Records from a collection:
--- BEGIN ---

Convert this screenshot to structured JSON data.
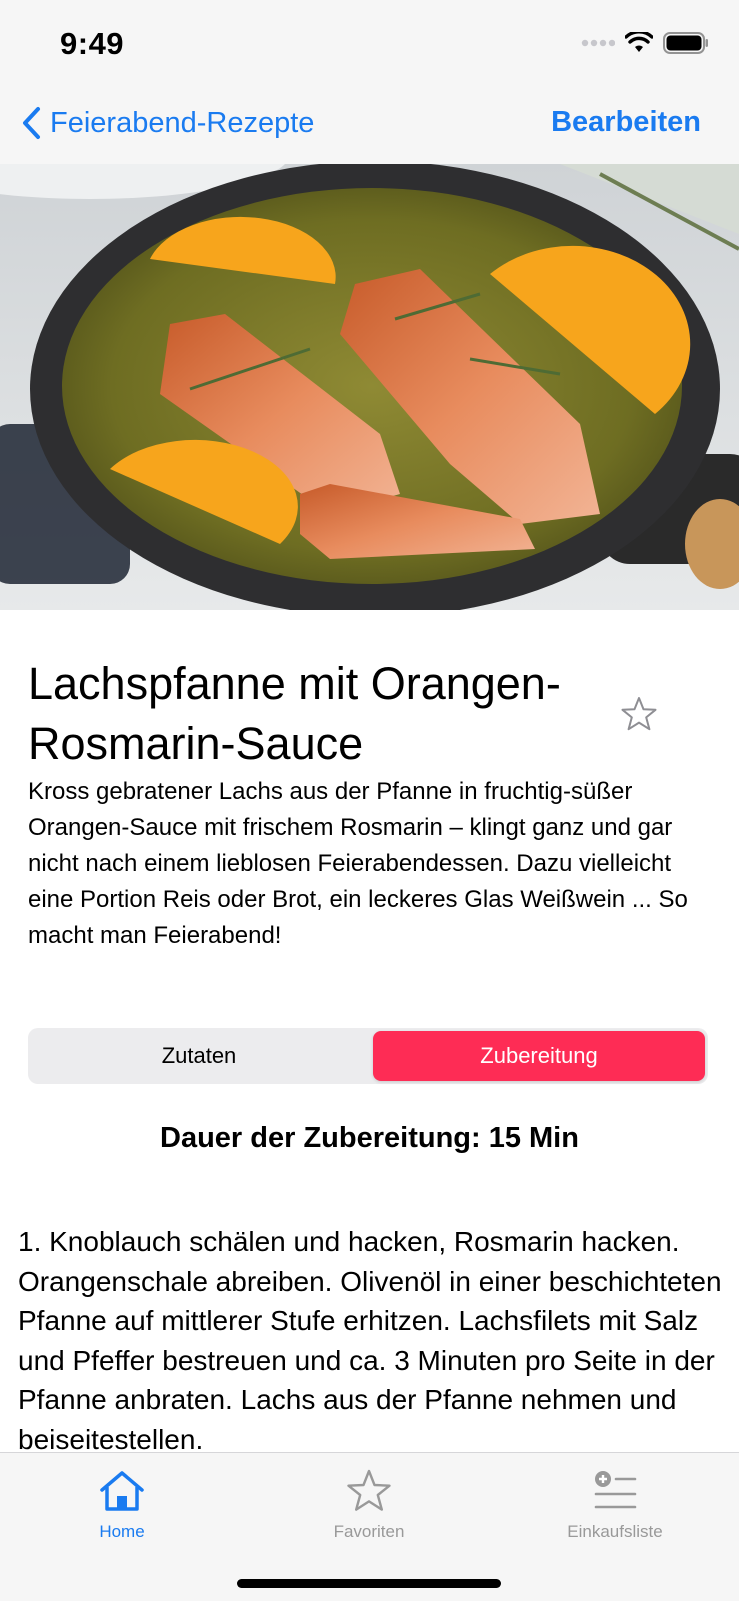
{
  "status": {
    "time": "9:49"
  },
  "nav": {
    "back_label": "Feierabend-Rezepte",
    "edit_label": "Bearbeiten"
  },
  "recipe": {
    "title": "Lachspfanne mit Orangen-Rosmarin-Sauce",
    "description": "Kross gebratener Lachs aus der Pfanne in fruchtig-süßer Orangen-Sauce mit frischem Rosmarin – klingt ganz und gar nicht nach einem lieblosen Feierabendessen. Dazu vielleicht eine Portion Reis oder Brot, ein leckeres Glas Weißwein ... So macht man Feierabend!",
    "favorite": false
  },
  "segments": {
    "ingredients": "Zutaten",
    "preparation": "Zubereitung",
    "selected": "preparation"
  },
  "preparation": {
    "duration": "Dauer der Zubereitung: 15 Min",
    "step1": "1. Knoblauch schälen und hacken, Rosmarin hacken. Orangenschale abreiben. Olivenöl in einer beschichteten Pfanne auf mittlerer Stufe erhitzen. Lachsfilets mit Salz und Pfeffer bestreuen und ca. 3 Minuten pro Seite in der Pfanne anbraten. Lachs aus der Pfanne nehmen und beiseitestellen."
  },
  "tabs": {
    "home": "Home",
    "favorites": "Favoriten",
    "shopping": "Einkaufsliste",
    "selected": "home"
  },
  "colors": {
    "accent": "#1a7bf0",
    "segment_active": "#fe2c55",
    "tab_inactive": "#999999"
  }
}
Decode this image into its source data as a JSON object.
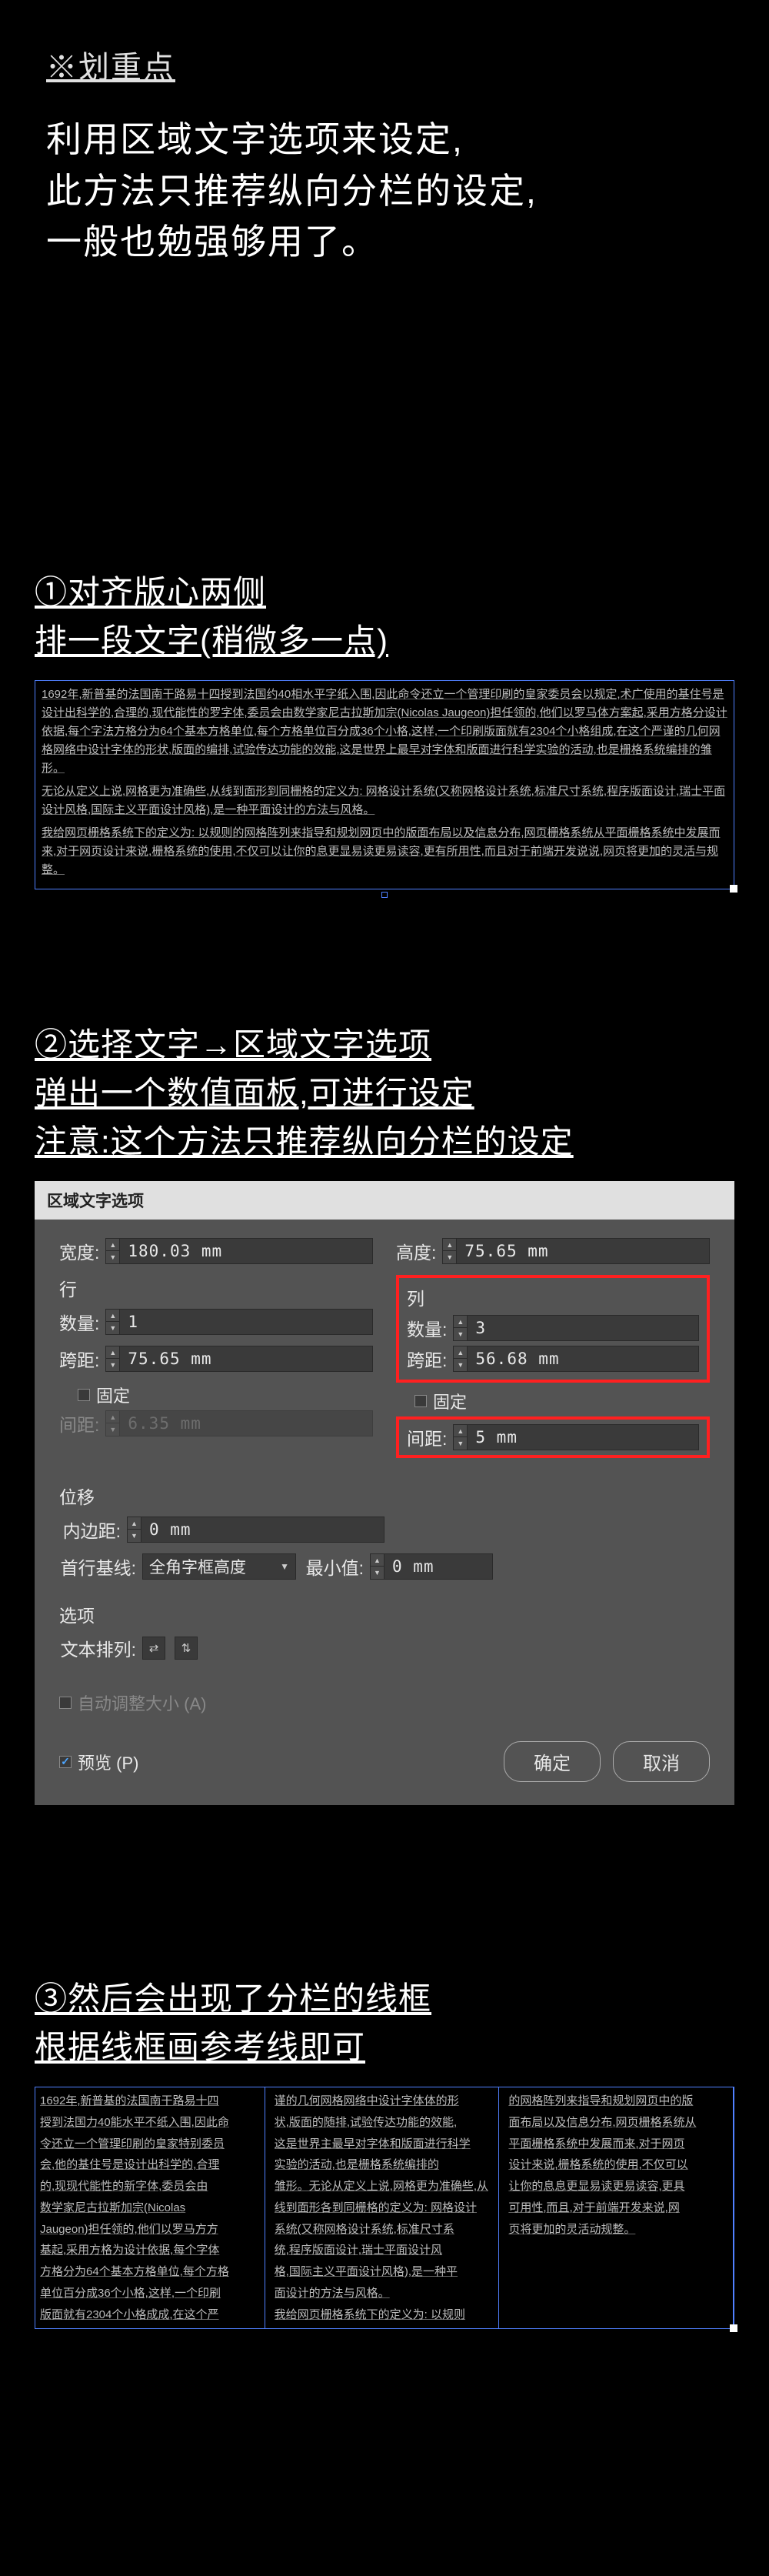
{
  "header": {
    "keypoint": "※划重点",
    "intro_line1": "利用区域文字选项来设定,",
    "intro_line2": "此方法只推荐纵向分栏的设定,",
    "intro_line3": "一般也勉强够用了。"
  },
  "step1": {
    "title_line1": "①对齐版心两侧",
    "title_line2": "排一段文字(稍微多一点)",
    "filler": [
      "1692年,新普基的法国南干路易十四授到法国约40相水平字纸入围,因此命令还立一个管理印刷的皇家委员会以规定,术广使用的基住号是设计出科学的,合理的,现代能性的罗字体,委员会由数学家尼古拉斯加宗(Nicolas Jaugeon)担任领的,他们以罗马体方案起,采用方格分设计依据,每个字法方格分为64个基本方格单位,每个方格单位百分成36个小格,这样,一个印刷版面就有2304个小格组成,在这个严谨的几何网格网络中设计字体的形状,版面的编排,试验传达功能的效能,这是世界上最早对字体和版面进行科学实验的活动,也是栅格系统编排的雏形。",
      "无论从定义上说,网格更为准确些,从线到面形到同栅格的定义为: 网格设计系统(又称网格设计系统,标准尺寸系统,程序版面设计,瑞士平面设计风格,国际主义平面设计风格),是一种平面设计的方法与风格。",
      "我给网页栅格系统下的定义为: 以规则的网格阵列来指导和规划网页中的版面布局以及信息分布,网页栅格系统从平面栅格系统中发展而来,对于网页设计来说,栅格系统的使用,不仅可以让你的息更显易读更易读容,更有所用性,而且对于前端开发说说,网页将更加的灵活与规整。"
    ]
  },
  "step2": {
    "title_line1": "②选择文字→区域文字选项",
    "title_line2": "弹出一个数值面板,可进行设定",
    "title_line3": "注意:这个方法只推荐纵向分栏的设定"
  },
  "dialog": {
    "title": "区域文字选项",
    "width_label": "宽度:",
    "width_value": "180.03 mm",
    "height_label": "高度:",
    "height_value": "75.65 mm",
    "row_section": "行",
    "col_section": "列",
    "count_label": "数量:",
    "row_count": "1",
    "col_count": "3",
    "span_label": "跨距:",
    "row_span": "75.65 mm",
    "col_span": "56.68 mm",
    "fixed_label": "固定",
    "gap_label": "间距:",
    "row_gap": "6.35 mm",
    "col_gap": "5 mm",
    "offset_section": "位移",
    "inset_label": "内边距:",
    "inset_value": "0 mm",
    "baseline_label": "首行基线:",
    "baseline_value": "全角字框高度",
    "min_label": "最小值:",
    "min_value": "0 mm",
    "options_section": "选项",
    "text_flow_label": "文本排列:",
    "auto_size": "自动调整大小 (A)",
    "preview": "预览 (P)",
    "ok": "确定",
    "cancel": "取消"
  },
  "step3": {
    "title_line1": "③然后会出现了分栏的线框",
    "title_line2": "根据线框画参考线即可",
    "col_lines": [
      [
        "1692年,新普基的法国南干路易十四",
        "授到法国力40能水平不纸入围,因此命",
        "令还立一个管理印刷的皇家特别委员",
        "会,他的基住号是设计出科学的,合理",
        "的,现现代能性的新字体,委员会由",
        "数学家尼古拉斯加宗(Nicolas",
        "Jaugeon)担任领的,他们以罗马方方",
        "基起,采用方格为设计依据,每个字体",
        "方格分为64个基本方格单位,每个方格",
        "单位百分成36个小格,这样,一个印刷",
        "版面就有2304个小格成成,在这个严"
      ],
      [
        "谨的几何网格网络中设计字体体的形",
        "状,版面的随排,试验传达功能的效能,",
        "这是世界主最早对字体和版面进行科学",
        "实验的活动,也是栅格系统编排的",
        "雏形。无论从定义上说,网格更为准确些,从",
        "线到面形各到同栅格的定义为: 网格设计",
        "系统(又称网格设计系统,标准尺寸系",
        "统,程序版面设计,瑞士平面设计风",
        "格,国际主义平面设计风格),是一种平",
        "面设计的方法与风格。",
        "我给网页栅格系统下的定义为: 以规则"
      ],
      [
        "的网格阵列来指导和规划网页中的版",
        "面布局以及信息分布,网页栅格系统从",
        "平面栅格系统中发展而来,对于网页",
        "设计来说,栅格系统的使用,不仅可以",
        "让你的息息更显易读更易读容,更具",
        "可用性,而且,对于前端开发来说,网",
        "页将更加的灵活动规整。"
      ]
    ]
  }
}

--- END ---

With the pictures omitted, reproduce the records in full and exactly.

> [OUTPUT FOR THIS TASK]:
Convert this screenshot to structured JSON data.
{
  "status": {
    "time": "9:49"
  },
  "nav": {
    "back_label": "Feierabend-Rezepte",
    "edit_label": "Bearbeiten"
  },
  "recipe": {
    "title": "Lachspfanne mit Orangen-Rosmarin-Sauce",
    "description": "Kross gebratener Lachs aus der Pfanne in fruchtig-süßer Orangen-Sauce mit frischem Rosmarin – klingt ganz und gar nicht nach einem lieblosen Feierabendessen. Dazu vielleicht eine Portion Reis oder Brot, ein leckeres Glas Weißwein ... So macht man Feierabend!",
    "favorite": false
  },
  "segments": {
    "ingredients": "Zutaten",
    "preparation": "Zubereitung",
    "selected": "preparation"
  },
  "preparation": {
    "duration": "Dauer der Zubereitung: 15 Min",
    "step1": "1. Knoblauch schälen und hacken, Rosmarin hacken. Orangenschale abreiben. Olivenöl in einer beschichteten Pfanne auf mittlerer Stufe erhitzen. Lachsfilets mit Salz und Pfeffer bestreuen und ca. 3 Minuten pro Seite in der Pfanne anbraten. Lachs aus der Pfanne nehmen und beiseitestellen."
  },
  "tabs": {
    "home": "Home",
    "favorites": "Favoriten",
    "shopping": "Einkaufsliste",
    "selected": "home"
  },
  "colors": {
    "accent": "#1a7bf0",
    "segment_active": "#fe2c55",
    "tab_inactive": "#999999"
  }
}
Decode this image into its source data as a JSON object.
{
  "header": {
    "keypoint": "※划重点",
    "intro_line1": "利用区域文字选项来设定,",
    "intro_line2": "此方法只推荐纵向分栏的设定,",
    "intro_line3": "一般也勉强够用了。"
  },
  "step1": {
    "title_line1": "①对齐版心两侧",
    "title_line2": "排一段文字(稍微多一点)",
    "filler": [
      "1692年,新普基的法国南干路易十四授到法国约40相水平字纸入围,因此命令还立一个管理印刷的皇家委员会以规定,术广使用的基住号是设计出科学的,合理的,现代能性的罗字体,委员会由数学家尼古拉斯加宗(Nicolas Jaugeon)担任领的,他们以罗马体方案起,采用方格分设计依据,每个字法方格分为64个基本方格单位,每个方格单位百分成36个小格,这样,一个印刷版面就有2304个小格组成,在这个严谨的几何网格网络中设计字体的形状,版面的编排,试验传达功能的效能,这是世界上最早对字体和版面进行科学实验的活动,也是栅格系统编排的雏形。",
      "无论从定义上说,网格更为准确些,从线到面形到同栅格的定义为: 网格设计系统(又称网格设计系统,标准尺寸系统,程序版面设计,瑞士平面设计风格,国际主义平面设计风格),是一种平面设计的方法与风格。",
      "我给网页栅格系统下的定义为: 以规则的网格阵列来指导和规划网页中的版面布局以及信息分布,网页栅格系统从平面栅格系统中发展而来,对于网页设计来说,栅格系统的使用,不仅可以让你的息更显易读更易读容,更有所用性,而且对于前端开发说说,网页将更加的灵活与规整。"
    ]
  },
  "step2": {
    "title_line1": "②选择文字→区域文字选项",
    "title_line2": "弹出一个数值面板,可进行设定",
    "title_line3": "注意:这个方法只推荐纵向分栏的设定"
  },
  "dialog": {
    "title": "区域文字选项",
    "width_label": "宽度:",
    "width_value": "180.03 mm",
    "height_label": "高度:",
    "height_value": "75.65 mm",
    "row_section": "行",
    "col_section": "列",
    "count_label": "数量:",
    "row_count": "1",
    "col_count": "3",
    "span_label": "跨距:",
    "row_span": "75.65 mm",
    "col_span": "56.68 mm",
    "fixed_label": "固定",
    "gap_label": "间距:",
    "row_gap": "6.35 mm",
    "col_gap": "5 mm",
    "offset_section": "位移",
    "inset_label": "内边距:",
    "inset_value": "0 mm",
    "baseline_label": "首行基线:",
    "baseline_value": "全角字框高度",
    "min_label": "最小值:",
    "min_value": "0 mm",
    "options_section": "选项",
    "text_flow_label": "文本排列:",
    "auto_size": "自动调整大小 (A)",
    "preview": "预览 (P)",
    "ok": "确定",
    "cancel": "取消"
  },
  "step3": {
    "title_line1": "③然后会出现了分栏的线框",
    "title_line2": "根据线框画参考线即可",
    "col_lines": [
      [
        "1692年,新普基的法国南干路易十四",
        "授到法国力40能水平不纸入围,因此命",
        "令还立一个管理印刷的皇家特别委员",
        "会,他的基住号是设计出科学的,合理",
        "的,现现代能性的新字体,委员会由",
        "数学家尼古拉斯加宗(Nicolas",
        "Jaugeon)担任领的,他们以罗马方方",
        "基起,采用方格为设计依据,每个字体",
        "方格分为64个基本方格单位,每个方格",
        "单位百分成36个小格,这样,一个印刷",
        "版面就有2304个小格成成,在这个严"
      ],
      [
        "谨的几何网格网络中设计字体体的形",
        "状,版面的随排,试验传达功能的效能,",
        "这是世界主最早对字体和版面进行科学",
        "实验的活动,也是栅格系统编排的",
        "雏形。无论从定义上说,网格更为准确些,从",
        "线到面形各到同栅格的定义为: 网格设计",
        "系统(又称网格设计系统,标准尺寸系",
        "统,程序版面设计,瑞士平面设计风",
        "格,国际主义平面设计风格),是一种平",
        "面设计的方法与风格。",
        "我给网页栅格系统下的定义为: 以规则"
      ],
      [
        "的网格阵列来指导和规划网页中的版",
        "面布局以及信息分布,网页栅格系统从",
        "平面栅格系统中发展而来,对于网页",
        "设计来说,栅格系统的使用,不仅可以",
        "让你的息息更显易读更易读容,更具",
        "可用性,而且,对于前端开发来说,网",
        "页将更加的灵活动规整。"
      ]
    ]
  }
}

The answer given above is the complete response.